Dataset content:

>> START

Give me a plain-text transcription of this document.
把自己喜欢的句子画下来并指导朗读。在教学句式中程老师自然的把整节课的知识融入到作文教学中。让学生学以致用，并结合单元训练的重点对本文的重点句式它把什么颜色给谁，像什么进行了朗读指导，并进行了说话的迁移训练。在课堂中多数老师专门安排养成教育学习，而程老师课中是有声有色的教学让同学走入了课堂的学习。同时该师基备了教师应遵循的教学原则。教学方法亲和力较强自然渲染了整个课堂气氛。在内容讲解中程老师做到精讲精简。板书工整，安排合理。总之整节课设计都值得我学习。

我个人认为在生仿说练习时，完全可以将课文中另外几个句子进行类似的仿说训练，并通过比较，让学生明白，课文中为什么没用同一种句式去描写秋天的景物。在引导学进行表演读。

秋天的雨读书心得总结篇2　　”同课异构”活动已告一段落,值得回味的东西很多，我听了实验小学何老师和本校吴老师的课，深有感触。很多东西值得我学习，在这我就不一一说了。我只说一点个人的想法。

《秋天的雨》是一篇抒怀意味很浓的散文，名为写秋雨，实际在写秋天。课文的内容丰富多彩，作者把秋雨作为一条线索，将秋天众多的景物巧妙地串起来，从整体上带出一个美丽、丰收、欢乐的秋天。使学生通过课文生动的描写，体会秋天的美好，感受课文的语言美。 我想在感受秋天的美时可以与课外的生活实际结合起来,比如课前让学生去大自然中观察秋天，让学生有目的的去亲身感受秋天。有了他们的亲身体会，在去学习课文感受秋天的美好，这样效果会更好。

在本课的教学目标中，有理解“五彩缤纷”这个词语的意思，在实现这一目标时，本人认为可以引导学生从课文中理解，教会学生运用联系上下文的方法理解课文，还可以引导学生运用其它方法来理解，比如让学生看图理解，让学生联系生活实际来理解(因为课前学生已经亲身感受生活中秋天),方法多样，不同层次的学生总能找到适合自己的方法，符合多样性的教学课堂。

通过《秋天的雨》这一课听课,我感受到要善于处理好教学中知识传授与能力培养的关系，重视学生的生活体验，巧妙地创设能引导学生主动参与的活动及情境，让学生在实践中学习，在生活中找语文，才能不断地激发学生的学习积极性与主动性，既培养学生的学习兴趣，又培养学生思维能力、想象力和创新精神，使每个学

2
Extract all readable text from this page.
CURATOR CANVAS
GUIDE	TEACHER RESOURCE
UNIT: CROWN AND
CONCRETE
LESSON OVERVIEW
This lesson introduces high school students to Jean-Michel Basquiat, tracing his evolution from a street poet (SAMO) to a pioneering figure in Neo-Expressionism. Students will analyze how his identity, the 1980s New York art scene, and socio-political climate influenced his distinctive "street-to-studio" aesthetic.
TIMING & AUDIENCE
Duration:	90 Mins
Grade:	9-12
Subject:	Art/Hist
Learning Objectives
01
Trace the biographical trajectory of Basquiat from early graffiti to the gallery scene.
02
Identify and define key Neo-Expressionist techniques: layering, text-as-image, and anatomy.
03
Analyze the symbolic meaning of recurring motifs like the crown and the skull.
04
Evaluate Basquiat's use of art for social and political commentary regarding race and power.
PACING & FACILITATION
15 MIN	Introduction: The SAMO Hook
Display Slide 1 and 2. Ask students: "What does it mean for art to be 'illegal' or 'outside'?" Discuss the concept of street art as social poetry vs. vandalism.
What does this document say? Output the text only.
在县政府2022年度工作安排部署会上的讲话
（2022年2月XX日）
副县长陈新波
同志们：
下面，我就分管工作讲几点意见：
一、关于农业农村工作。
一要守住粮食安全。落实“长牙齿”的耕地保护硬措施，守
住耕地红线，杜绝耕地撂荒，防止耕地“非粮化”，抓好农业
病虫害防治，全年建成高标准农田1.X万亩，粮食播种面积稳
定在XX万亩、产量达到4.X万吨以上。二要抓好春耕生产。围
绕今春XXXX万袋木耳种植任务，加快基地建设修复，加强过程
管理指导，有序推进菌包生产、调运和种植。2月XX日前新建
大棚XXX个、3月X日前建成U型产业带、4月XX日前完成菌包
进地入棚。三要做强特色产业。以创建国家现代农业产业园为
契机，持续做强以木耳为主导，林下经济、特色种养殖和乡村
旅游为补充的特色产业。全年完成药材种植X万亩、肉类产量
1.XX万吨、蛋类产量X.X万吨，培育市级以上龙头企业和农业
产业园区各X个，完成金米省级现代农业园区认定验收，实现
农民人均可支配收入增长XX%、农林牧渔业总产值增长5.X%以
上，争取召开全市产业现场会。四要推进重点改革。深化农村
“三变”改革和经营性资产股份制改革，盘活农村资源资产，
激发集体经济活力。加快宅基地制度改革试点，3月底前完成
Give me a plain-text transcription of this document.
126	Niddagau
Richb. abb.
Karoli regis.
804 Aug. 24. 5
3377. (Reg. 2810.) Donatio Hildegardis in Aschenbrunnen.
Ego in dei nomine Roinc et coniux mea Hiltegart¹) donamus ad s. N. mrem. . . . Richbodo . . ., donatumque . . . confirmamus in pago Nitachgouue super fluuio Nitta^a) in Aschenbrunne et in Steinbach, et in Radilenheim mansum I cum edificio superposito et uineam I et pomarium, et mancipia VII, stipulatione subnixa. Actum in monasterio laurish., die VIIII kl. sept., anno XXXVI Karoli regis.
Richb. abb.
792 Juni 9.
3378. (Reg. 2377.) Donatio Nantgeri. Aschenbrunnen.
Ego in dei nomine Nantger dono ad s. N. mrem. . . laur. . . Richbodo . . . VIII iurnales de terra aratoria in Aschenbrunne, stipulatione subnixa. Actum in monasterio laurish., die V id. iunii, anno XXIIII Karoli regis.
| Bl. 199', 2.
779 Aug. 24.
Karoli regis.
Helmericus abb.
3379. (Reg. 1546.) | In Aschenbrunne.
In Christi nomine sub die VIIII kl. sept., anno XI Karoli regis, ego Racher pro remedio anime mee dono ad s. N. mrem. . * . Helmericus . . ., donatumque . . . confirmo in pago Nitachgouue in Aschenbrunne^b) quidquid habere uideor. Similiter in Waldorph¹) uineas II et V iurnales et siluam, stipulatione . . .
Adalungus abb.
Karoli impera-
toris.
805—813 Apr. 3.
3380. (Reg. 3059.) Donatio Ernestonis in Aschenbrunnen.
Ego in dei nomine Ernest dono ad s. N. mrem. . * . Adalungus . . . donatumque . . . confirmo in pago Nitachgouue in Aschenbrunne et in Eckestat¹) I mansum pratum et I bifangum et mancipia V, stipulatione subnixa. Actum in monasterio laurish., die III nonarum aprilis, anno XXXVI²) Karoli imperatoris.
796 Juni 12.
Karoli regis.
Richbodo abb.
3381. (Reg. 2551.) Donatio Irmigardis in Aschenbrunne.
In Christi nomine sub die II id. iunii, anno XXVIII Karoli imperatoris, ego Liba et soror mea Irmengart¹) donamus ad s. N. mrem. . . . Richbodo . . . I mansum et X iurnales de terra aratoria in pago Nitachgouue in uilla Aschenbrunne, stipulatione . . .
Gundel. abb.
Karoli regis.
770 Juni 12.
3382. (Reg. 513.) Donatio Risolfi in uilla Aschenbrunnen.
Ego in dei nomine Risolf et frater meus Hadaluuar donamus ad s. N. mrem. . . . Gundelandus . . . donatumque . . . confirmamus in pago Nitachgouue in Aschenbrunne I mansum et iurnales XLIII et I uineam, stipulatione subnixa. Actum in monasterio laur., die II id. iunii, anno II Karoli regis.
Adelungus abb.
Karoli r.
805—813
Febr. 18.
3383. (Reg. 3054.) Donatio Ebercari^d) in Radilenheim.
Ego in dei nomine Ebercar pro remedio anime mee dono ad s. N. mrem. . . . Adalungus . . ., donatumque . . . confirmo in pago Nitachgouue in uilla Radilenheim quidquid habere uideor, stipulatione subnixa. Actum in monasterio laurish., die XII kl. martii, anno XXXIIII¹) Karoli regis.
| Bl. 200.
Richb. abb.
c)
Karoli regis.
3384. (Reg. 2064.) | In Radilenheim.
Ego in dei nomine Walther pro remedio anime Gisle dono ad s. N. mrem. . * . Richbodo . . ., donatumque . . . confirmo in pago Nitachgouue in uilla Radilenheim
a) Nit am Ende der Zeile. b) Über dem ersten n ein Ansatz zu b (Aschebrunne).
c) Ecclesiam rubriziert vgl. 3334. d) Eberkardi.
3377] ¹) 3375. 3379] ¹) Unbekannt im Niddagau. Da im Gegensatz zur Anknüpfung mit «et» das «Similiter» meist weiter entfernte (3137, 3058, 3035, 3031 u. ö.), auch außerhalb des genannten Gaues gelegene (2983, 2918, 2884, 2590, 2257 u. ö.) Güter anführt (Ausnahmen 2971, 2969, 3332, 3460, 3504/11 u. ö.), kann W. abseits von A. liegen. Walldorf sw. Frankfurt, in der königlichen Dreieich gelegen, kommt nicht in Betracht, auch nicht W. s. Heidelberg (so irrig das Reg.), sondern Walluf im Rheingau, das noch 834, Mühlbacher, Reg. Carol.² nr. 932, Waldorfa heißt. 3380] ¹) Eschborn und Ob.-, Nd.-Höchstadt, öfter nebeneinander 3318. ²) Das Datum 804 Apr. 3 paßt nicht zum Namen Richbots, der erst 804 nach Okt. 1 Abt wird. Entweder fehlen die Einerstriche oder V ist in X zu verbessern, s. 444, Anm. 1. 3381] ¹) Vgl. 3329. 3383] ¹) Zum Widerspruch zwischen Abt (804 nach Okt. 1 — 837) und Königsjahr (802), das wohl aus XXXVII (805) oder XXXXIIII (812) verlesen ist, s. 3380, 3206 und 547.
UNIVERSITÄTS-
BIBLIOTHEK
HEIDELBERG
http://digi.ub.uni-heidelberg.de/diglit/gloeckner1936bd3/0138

>> END

Work to be completed: Work out how many lines in the records above contain the word "aratoria", and give only that number.

Final answer: 2